WHAT THIS TASK INVOLVES: Identify every line in the records below that contains the word "CFHTLS", and reproduce each one.

— BEGIN GIVEN RECORDS —

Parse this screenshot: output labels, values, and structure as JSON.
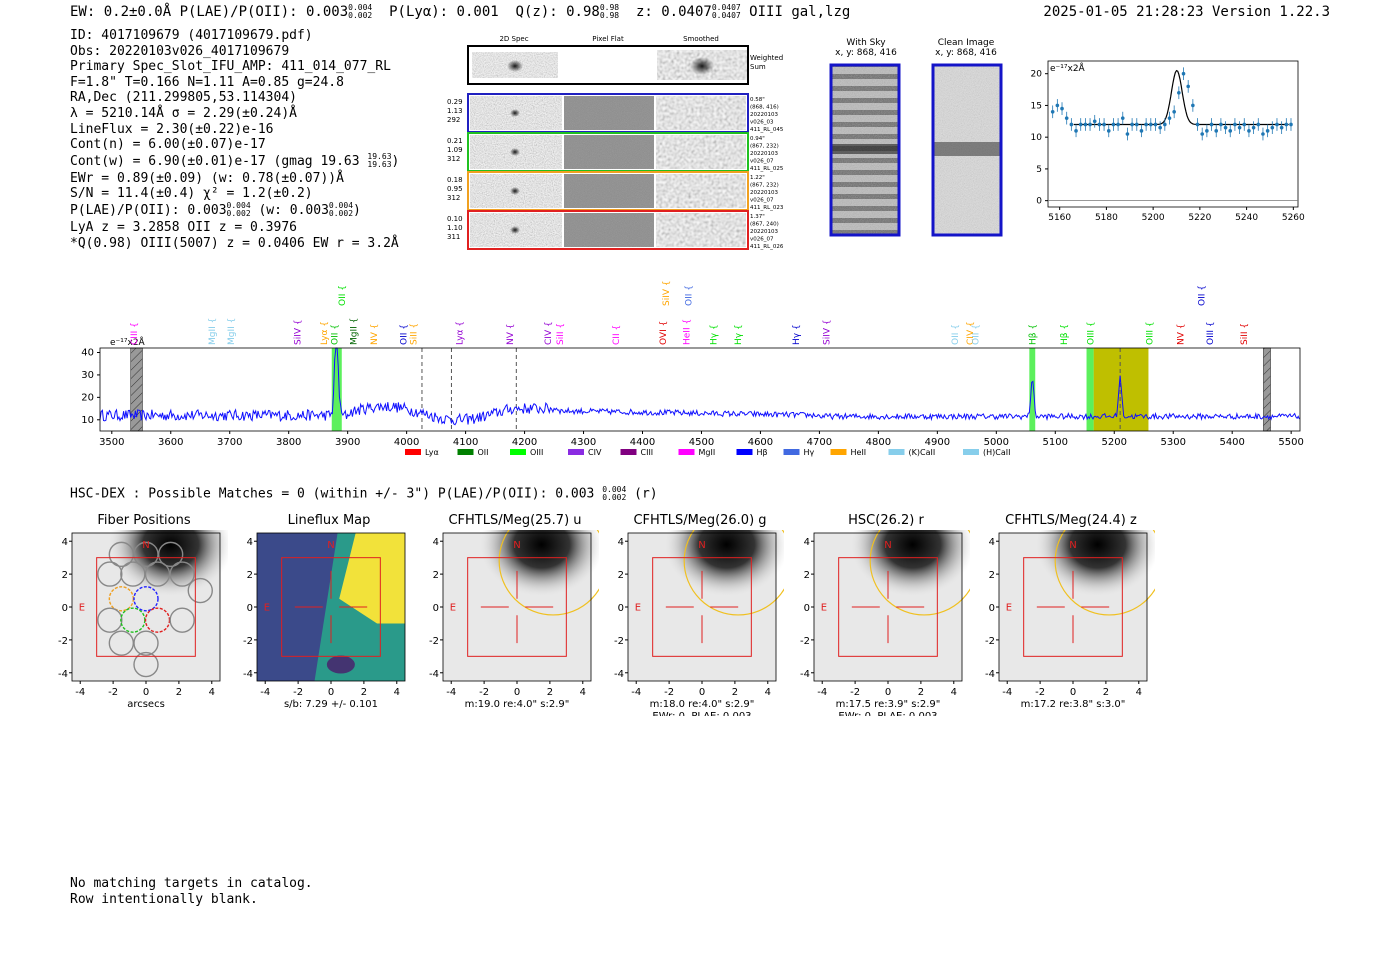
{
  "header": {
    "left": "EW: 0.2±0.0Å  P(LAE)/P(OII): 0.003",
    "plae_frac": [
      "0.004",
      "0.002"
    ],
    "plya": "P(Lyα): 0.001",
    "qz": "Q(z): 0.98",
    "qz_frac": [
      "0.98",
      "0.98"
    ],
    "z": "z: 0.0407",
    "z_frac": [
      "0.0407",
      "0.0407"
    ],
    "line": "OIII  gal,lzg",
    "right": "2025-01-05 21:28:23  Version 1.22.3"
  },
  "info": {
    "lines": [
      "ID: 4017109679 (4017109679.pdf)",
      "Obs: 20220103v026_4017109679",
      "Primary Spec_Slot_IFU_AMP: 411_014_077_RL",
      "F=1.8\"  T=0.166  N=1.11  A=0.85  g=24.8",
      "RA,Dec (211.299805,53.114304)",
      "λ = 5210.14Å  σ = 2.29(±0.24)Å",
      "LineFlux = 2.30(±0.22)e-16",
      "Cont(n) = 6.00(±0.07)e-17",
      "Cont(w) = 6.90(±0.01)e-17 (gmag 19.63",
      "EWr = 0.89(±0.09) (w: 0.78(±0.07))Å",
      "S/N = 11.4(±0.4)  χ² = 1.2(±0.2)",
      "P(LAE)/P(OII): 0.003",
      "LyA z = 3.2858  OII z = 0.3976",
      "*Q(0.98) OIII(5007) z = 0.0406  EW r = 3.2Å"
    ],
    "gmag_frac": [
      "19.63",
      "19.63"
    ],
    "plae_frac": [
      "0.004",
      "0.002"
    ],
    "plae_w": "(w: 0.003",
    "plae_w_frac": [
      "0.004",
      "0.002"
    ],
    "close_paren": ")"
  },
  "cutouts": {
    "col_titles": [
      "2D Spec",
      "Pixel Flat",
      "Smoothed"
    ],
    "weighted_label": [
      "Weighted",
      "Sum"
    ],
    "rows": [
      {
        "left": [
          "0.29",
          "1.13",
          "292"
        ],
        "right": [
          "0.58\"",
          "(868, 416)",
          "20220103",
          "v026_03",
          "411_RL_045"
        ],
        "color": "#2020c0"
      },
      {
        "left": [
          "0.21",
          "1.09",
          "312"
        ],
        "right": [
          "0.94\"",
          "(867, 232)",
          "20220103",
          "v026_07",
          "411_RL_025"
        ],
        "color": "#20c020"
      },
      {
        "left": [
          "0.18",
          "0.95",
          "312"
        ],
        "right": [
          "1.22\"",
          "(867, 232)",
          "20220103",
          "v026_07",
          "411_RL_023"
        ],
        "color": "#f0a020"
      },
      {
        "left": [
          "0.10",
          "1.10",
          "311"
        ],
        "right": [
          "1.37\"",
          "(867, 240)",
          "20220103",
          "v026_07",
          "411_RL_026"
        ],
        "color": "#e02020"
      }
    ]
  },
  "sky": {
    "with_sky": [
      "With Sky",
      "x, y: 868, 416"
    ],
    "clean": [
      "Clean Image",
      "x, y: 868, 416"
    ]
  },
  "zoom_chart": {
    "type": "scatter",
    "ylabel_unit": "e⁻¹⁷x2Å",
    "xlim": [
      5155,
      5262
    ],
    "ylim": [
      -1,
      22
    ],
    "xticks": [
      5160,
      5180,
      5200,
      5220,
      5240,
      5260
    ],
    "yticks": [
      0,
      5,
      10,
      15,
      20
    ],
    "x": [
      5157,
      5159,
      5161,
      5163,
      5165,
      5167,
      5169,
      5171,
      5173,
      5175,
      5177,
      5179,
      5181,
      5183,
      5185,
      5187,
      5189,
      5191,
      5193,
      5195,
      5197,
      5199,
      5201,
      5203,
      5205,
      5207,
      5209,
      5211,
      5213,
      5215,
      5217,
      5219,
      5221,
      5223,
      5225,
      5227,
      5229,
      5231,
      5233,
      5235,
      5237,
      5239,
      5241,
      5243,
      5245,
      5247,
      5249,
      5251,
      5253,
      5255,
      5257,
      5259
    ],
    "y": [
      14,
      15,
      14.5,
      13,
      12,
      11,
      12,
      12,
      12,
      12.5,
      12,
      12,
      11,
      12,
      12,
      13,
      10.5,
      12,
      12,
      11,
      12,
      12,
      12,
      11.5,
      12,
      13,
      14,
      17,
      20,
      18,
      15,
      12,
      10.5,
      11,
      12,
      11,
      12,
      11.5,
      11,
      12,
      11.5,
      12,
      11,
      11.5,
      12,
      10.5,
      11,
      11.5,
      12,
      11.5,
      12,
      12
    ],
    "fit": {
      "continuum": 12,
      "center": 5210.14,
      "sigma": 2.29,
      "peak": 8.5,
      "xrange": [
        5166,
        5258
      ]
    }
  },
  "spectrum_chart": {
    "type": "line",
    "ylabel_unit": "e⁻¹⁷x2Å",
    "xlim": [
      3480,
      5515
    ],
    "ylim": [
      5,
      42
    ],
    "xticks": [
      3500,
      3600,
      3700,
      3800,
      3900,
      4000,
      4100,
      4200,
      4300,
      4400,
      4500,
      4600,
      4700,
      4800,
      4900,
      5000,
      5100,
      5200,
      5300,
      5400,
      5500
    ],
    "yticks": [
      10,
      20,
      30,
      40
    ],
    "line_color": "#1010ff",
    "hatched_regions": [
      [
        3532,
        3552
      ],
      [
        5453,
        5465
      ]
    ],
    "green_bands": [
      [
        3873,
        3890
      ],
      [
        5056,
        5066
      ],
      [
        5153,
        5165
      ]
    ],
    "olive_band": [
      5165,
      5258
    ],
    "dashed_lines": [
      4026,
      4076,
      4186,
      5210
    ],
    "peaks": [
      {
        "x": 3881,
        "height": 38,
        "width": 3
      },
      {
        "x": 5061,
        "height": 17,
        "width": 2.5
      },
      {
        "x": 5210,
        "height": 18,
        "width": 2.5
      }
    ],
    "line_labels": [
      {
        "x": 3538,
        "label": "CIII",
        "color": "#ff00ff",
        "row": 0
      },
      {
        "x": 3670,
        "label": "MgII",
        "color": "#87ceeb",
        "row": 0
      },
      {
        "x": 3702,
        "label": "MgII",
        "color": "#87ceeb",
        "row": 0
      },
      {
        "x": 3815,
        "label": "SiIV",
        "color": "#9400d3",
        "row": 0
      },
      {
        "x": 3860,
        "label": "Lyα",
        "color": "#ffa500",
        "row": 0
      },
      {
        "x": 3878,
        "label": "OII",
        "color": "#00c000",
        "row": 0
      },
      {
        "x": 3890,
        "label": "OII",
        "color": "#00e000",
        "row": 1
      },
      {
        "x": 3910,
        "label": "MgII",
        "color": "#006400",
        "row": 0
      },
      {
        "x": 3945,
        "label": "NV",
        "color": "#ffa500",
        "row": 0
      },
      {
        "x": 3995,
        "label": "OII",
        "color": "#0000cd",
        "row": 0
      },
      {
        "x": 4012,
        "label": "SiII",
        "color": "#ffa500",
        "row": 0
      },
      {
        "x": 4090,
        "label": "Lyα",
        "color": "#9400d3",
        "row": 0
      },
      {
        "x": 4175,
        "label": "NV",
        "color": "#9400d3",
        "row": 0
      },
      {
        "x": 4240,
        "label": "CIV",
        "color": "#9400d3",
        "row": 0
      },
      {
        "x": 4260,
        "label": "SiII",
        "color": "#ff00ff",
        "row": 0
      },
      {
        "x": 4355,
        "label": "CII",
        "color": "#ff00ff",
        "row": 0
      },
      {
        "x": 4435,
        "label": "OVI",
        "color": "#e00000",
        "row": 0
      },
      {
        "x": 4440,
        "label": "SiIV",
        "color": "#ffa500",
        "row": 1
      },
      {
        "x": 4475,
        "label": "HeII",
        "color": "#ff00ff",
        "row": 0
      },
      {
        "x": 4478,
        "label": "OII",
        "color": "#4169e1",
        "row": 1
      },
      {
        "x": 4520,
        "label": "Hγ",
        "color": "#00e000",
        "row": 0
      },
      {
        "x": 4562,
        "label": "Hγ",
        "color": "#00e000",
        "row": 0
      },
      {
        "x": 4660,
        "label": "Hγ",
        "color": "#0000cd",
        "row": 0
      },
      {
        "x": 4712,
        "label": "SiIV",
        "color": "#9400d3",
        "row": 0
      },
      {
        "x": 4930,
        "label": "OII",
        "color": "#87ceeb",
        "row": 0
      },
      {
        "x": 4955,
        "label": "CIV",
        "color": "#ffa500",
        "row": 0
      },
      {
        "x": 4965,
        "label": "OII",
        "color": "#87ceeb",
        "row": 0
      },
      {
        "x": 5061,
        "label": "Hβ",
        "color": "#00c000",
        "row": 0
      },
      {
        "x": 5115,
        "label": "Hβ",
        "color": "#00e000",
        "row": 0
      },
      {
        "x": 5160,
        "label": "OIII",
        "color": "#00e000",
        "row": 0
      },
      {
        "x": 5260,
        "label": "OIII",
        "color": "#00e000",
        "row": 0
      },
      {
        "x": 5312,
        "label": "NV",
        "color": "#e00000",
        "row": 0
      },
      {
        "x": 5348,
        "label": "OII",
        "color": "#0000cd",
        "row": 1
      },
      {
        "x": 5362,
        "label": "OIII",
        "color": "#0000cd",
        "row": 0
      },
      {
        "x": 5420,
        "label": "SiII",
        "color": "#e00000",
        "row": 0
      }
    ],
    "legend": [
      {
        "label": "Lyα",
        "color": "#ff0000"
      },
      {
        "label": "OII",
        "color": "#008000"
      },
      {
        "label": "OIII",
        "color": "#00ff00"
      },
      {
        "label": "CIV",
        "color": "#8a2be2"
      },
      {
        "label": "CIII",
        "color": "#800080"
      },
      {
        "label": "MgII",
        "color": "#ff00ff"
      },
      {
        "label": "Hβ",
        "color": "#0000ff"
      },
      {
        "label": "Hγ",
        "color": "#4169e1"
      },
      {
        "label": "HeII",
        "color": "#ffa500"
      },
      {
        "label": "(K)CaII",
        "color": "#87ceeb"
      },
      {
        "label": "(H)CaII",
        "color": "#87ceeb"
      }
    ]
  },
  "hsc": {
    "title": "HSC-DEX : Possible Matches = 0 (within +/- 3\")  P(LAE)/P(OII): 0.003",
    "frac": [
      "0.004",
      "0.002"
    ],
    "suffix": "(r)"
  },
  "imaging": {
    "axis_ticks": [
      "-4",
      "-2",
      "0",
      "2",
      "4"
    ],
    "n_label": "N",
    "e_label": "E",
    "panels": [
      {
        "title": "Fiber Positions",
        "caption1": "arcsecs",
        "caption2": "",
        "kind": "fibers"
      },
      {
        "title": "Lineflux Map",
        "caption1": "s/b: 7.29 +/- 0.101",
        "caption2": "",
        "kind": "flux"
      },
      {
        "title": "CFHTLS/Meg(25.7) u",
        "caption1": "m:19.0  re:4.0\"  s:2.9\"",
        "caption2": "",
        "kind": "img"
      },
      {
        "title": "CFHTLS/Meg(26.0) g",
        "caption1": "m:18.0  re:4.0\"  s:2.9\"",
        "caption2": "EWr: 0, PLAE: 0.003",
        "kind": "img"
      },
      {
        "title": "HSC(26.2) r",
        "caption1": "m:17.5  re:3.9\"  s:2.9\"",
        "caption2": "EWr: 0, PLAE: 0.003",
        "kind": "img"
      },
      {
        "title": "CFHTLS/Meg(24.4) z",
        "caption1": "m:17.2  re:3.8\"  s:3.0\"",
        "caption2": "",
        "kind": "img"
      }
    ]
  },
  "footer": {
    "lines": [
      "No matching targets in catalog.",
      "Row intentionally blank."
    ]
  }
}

— END GIVEN RECORDS —

ANSWER TO THIS TASK:
        "title": "CFHTLS/Meg(25.7) u",
        "title": "CFHTLS/Meg(26.0) g",
        "title": "CFHTLS/Meg(24.4) z",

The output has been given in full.